Show each line of the data below that has the string "icon" in it.
--*--
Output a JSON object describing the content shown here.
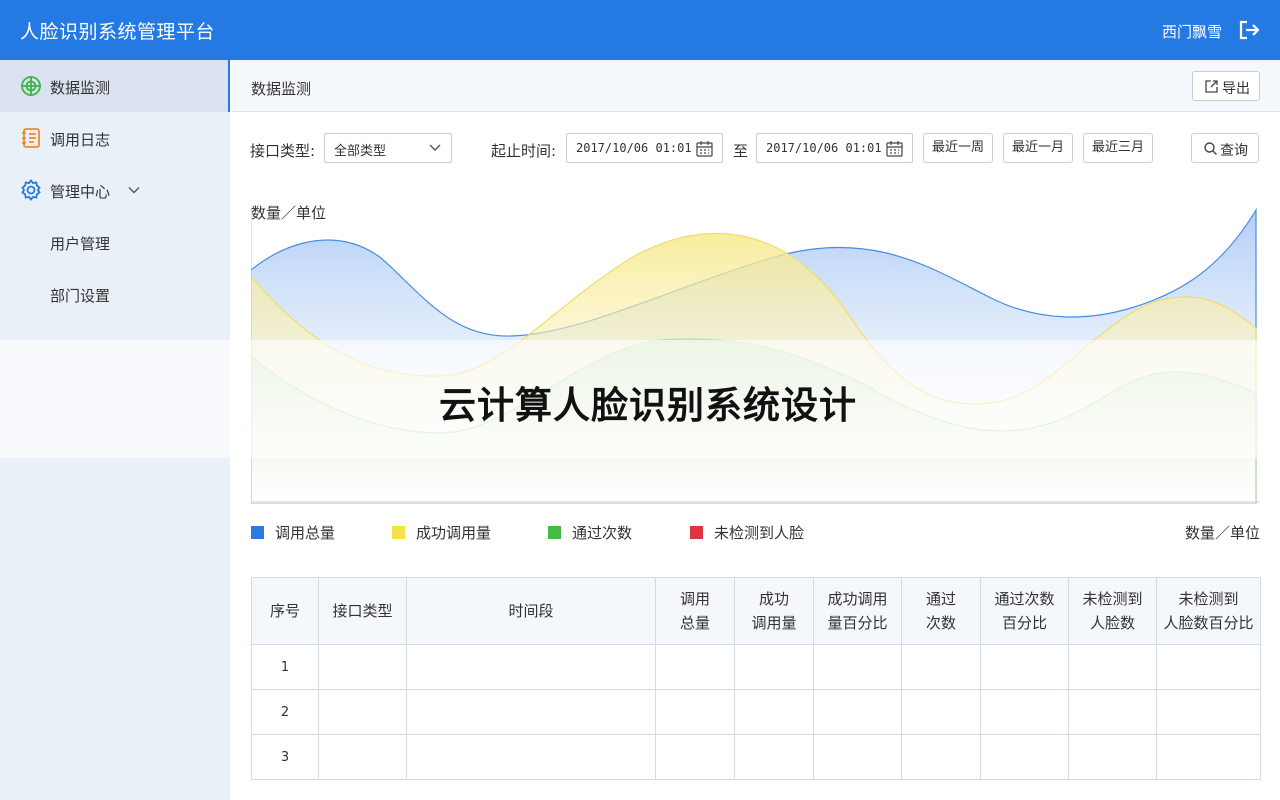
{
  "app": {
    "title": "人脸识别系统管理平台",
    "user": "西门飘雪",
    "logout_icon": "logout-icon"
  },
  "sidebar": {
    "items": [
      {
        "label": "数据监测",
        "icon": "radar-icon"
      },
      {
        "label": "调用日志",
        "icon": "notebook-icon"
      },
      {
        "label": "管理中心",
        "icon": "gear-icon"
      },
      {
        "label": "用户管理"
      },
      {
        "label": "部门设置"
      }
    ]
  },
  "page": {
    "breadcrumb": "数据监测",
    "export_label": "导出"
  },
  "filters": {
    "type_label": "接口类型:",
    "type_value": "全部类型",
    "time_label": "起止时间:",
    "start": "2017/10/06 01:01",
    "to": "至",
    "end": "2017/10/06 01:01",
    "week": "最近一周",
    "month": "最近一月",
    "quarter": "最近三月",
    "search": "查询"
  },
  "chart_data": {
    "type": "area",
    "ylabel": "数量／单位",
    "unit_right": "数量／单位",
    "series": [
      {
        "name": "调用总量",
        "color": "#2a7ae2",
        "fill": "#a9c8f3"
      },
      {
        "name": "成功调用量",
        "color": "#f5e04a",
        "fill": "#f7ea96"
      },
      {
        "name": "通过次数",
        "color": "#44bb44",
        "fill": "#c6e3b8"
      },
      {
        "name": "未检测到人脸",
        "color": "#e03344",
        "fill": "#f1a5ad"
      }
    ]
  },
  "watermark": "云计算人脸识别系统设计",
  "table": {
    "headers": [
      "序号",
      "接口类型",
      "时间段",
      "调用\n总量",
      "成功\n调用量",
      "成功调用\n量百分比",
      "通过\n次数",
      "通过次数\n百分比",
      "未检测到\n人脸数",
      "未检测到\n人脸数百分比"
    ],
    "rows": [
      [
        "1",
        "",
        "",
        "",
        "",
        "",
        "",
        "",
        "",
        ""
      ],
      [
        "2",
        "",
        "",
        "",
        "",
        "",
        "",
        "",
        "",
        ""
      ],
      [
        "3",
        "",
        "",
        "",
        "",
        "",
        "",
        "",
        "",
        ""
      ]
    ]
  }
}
--*--
- The answer -
    "logout_icon": "logout-icon"
        "icon": "radar-icon"
        "icon": "notebook-icon"
        "icon": "gear-icon"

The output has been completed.